To do:
Repeat the listing in full. Nothing may be added or left out.
─── Provided data
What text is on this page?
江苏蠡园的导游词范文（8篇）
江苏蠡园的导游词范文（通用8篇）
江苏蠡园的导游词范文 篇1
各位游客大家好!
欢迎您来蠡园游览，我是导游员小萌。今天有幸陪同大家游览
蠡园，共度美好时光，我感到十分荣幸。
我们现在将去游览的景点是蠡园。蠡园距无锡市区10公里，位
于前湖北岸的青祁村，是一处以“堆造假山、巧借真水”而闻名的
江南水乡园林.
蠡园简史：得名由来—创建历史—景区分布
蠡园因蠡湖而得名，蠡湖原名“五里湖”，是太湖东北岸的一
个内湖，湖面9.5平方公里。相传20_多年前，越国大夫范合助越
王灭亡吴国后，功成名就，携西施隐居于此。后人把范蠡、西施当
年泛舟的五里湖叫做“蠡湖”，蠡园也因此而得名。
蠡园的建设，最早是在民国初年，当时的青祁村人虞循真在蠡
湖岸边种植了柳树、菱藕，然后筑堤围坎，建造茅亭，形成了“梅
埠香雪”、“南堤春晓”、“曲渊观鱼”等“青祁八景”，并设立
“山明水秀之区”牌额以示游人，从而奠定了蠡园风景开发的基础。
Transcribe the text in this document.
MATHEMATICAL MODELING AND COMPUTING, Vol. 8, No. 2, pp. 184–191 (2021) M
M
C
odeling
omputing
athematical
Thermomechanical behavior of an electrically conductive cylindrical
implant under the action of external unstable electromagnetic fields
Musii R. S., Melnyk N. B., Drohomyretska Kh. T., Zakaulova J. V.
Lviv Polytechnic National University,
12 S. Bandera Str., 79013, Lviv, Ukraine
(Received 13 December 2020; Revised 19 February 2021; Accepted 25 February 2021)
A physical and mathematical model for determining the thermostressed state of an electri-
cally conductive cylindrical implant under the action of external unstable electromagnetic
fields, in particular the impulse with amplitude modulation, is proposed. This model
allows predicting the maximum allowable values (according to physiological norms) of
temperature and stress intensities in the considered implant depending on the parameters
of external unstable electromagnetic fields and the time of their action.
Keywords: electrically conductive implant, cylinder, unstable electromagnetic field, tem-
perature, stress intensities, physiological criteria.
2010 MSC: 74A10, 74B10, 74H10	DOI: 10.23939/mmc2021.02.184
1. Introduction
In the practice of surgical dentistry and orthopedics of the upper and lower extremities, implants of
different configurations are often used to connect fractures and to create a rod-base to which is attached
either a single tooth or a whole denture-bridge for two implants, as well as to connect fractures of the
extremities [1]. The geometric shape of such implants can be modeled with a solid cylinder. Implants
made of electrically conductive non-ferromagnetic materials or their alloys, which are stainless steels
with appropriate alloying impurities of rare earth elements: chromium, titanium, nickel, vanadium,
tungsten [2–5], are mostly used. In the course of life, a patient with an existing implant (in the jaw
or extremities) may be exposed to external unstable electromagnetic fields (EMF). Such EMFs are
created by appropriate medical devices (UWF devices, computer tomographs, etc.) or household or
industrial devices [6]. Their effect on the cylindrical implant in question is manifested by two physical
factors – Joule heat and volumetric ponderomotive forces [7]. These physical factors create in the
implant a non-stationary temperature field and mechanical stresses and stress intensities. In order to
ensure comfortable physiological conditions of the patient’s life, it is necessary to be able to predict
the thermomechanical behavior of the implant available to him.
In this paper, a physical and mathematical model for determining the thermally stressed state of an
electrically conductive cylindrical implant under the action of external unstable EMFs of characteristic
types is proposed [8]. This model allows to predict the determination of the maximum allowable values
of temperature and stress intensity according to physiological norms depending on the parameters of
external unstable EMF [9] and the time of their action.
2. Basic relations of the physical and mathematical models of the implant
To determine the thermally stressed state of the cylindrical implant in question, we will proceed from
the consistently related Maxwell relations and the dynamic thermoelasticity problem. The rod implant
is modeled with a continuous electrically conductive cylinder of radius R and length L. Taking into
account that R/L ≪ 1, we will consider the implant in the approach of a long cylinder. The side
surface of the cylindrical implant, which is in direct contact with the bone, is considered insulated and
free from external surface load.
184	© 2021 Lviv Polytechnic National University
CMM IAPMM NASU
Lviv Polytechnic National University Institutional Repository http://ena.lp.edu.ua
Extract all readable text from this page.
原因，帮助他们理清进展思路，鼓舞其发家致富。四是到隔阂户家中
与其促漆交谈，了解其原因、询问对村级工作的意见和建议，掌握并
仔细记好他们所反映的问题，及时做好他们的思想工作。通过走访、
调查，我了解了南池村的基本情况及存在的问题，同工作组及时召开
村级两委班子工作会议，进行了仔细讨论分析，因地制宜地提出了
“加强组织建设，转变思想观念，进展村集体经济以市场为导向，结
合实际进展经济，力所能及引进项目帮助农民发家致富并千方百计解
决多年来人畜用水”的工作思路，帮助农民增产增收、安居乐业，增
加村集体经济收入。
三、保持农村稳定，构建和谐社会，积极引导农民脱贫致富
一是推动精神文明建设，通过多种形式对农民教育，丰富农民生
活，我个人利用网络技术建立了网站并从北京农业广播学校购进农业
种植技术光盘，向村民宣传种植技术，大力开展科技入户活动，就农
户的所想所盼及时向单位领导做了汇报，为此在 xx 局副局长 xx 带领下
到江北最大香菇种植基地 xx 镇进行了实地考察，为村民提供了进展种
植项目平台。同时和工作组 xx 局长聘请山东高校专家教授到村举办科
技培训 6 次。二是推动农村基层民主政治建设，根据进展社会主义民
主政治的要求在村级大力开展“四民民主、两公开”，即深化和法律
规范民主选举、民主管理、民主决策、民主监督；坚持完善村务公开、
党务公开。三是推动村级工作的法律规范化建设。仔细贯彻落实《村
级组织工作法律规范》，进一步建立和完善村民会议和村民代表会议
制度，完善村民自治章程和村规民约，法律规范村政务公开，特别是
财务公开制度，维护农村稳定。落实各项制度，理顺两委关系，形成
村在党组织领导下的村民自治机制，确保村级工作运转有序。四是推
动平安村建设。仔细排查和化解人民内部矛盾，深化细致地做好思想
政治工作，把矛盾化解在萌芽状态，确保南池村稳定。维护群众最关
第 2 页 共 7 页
──────
Full response:
What text is on this page?
江苏蠡园的导游词范文（8篇）
江苏蠡园的导游词范文（通用8篇）
江苏蠡园的导游词范文 篇1
各位游客大家好!
欢迎您来蠡园游览，我是导游员小萌。今天有幸陪同大家游览
蠡园，共度美好时光，我感到十分荣幸。
我们现在将去游览的景点是蠡园。蠡园距无锡市区10公里，位
于前湖北岸的青祁村，是一处以“堆造假山、巧借真水”而闻名的
江南水乡园林.
蠡园简史：得名由来—创建历史—景区分布
蠡园因蠡湖而得名，蠡湖原名“五里湖”，是太湖东北岸的一
个内湖，湖面9.5平方公里。相传20_多年前，越国大夫范合助越
王灭亡吴国后，功成名就，携西施隐居于此。后人把范蠡、西施当
年泛舟的五里湖叫做“蠡湖”，蠡园也因此而得名。
蠡园的建设，最早是在民国初年，当时的青祁村人虞循真在蠡
湖岸边种植了柳树、菱藕，然后筑堤围坎，建造茅亭，形成了“梅
埠香雪”、“南堤春晓”、“曲渊观鱼”等“青祁八景”，并设立
“山明水秀之区”牌额以示游人，从而奠定了蠡园风景开发的基础。
Transcribe the text in this document.
MATHEMATICAL MODELING AND COMPUTING, Vol. 8, No. 2, pp. 184–191 (2021) M
M
C
odeling
omputing
athematical
Thermomechanical behavior of an electrically conductive cylindrical
implant under the action of external unstable electromagnetic fields
Musii R. S., Melnyk N. B., Drohomyretska Kh. T., Zakaulova J. V.
Lviv Polytechnic National University,
12 S. Bandera Str., 79013, Lviv, Ukraine
(Received 13 December 2020; Revised 19 February 2021; Accepted 25 February 2021)
A physical and mathematical model for determining the thermostressed state of an electri-
cally conductive cylindrical implant under the action of external unstable electromagnetic
fields, in particular the impulse with amplitude modulation, is proposed. This model
allows predicting the maximum allowable values (according to physiological norms) of
temperature and stress intensities in the considered implant depending on the parameters
of external unstable electromagnetic fields and the time of their action.
Keywords: electrically conductive implant, cylinder, unstable electromagnetic field, tem-
perature, stress intensities, physiological criteria.
2010 MSC: 74A10, 74B10, 74H10	DOI: 10.23939/mmc2021.02.184
1. Introduction
In the practice of surgical dentistry and orthopedics of the upper and lower extremities, implants of
different configurations are often used to connect fractures and to create a rod-base to which is attached
either a single tooth or a whole denture-bridge for two implants, as well as to connect fractures of the
extremities [1]. The geometric shape of such implants can be modeled with a solid cylinder. Implants
made of electrically conductive non-ferromagnetic materials or their alloys, which are stainless steels
with appropriate alloying impurities of rare earth elements: chromium, titanium, nickel, vanadium,
tungsten [2–5], are mostly used. In the course of life, a patient with an existing implant (in the jaw
or extremities) may be exposed to external unstable electromagnetic fields (EMF). Such EMFs are
created by appropriate medical devices (UWF devices, computer tomographs, etc.) or household or
industrial devices [6]. Their effect on the cylindrical implant in question is manifested by two physical
factors – Joule heat and volumetric ponderomotive forces [7]. These physical factors create in the
implant a non-stationary temperature field and mechanical stresses and stress intensities. In order to
ensure comfortable physiological conditions of the patient’s life, it is necessary to be able to predict
the thermomechanical behavior of the implant available to him.
In this paper, a physical and mathematical model for determining the thermally stressed state of an
electrically conductive cylindrical implant under the action of external unstable EMFs of characteristic
types is proposed [8]. This model allows to predict the determination of the maximum allowable values
of temperature and stress intensity according to physiological norms depending on the parameters of
external unstable EMF [9] and the time of their action.
2. Basic relations of the physical and mathematical models of the implant
To determine the thermally stressed state of the cylindrical implant in question, we will proceed from
the consistently related Maxwell relations and the dynamic thermoelasticity problem. The rod implant
is modeled with a continuous electrically conductive cylinder of radius R and length L. Taking into
account that R/L ≪ 1, we will consider the implant in the approach of a long cylinder. The side
surface of the cylindrical implant, which is in direct contact with the bone, is considered insulated and
free from external surface load.
184	© 2021 Lviv Polytechnic National University
CMM IAPMM NASU
Lviv Polytechnic National University Institutional Repository http://ena.lp.edu.ua
Extract all readable text from this page.
原因，帮助他们理清进展思路，鼓舞其发家致富。四是到隔阂户家中
与其促漆交谈，了解其原因、询问对村级工作的意见和建议，掌握并
仔细记好他们所反映的问题，及时做好他们的思想工作。通过走访、
调查，我了解了南池村的基本情况及存在的问题，同工作组及时召开
村级两委班子工作会议，进行了仔细讨论分析，因地制宜地提出了
“加强组织建设，转变思想观念，进展村集体经济以市场为导向，结
合实际进展经济，力所能及引进项目帮助农民发家致富并千方百计解
决多年来人畜用水”的工作思路，帮助农民增产增收、安居乐业，增
加村集体经济收入。
三、保持农村稳定，构建和谐社会，积极引导农民脱贫致富
一是推动精神文明建设，通过多种形式对农民教育，丰富农民生
活，我个人利用网络技术建立了网站并从北京农业广播学校购进农业
种植技术光盘，向村民宣传种植技术，大力开展科技入户活动，就农
户的所想所盼及时向单位领导做了汇报，为此在 xx 局副局长 xx 带领下
到江北最大香菇种植基地 xx 镇进行了实地考察，为村民提供了进展种
植项目平台。同时和工作组 xx 局长聘请山东高校专家教授到村举办科
技培训 6 次。二是推动农村基层民主政治建设，根据进展社会主义民
主政治的要求在村级大力开展“四民民主、两公开”，即深化和法律
规范民主选举、民主管理、民主决策、民主监督；坚持完善村务公开、
党务公开。三是推动村级工作的法律规范化建设。仔细贯彻落实《村
级组织工作法律规范》，进一步建立和完善村民会议和村民代表会议
制度，完善村民自治章程和村规民约，法律规范村政务公开，特别是
财务公开制度，维护农村稳定。落实各项制度，理顺两委关系，形成
村在党组织领导下的村民自治机制，确保村级工作运转有序。四是推
动平安村建设。仔细排查和化解人民内部矛盾，深化细致地做好思想
政治工作，把矛盾化解在萌芽状态，确保南池村稳定。维护群众最关
第 2 页 共 7 页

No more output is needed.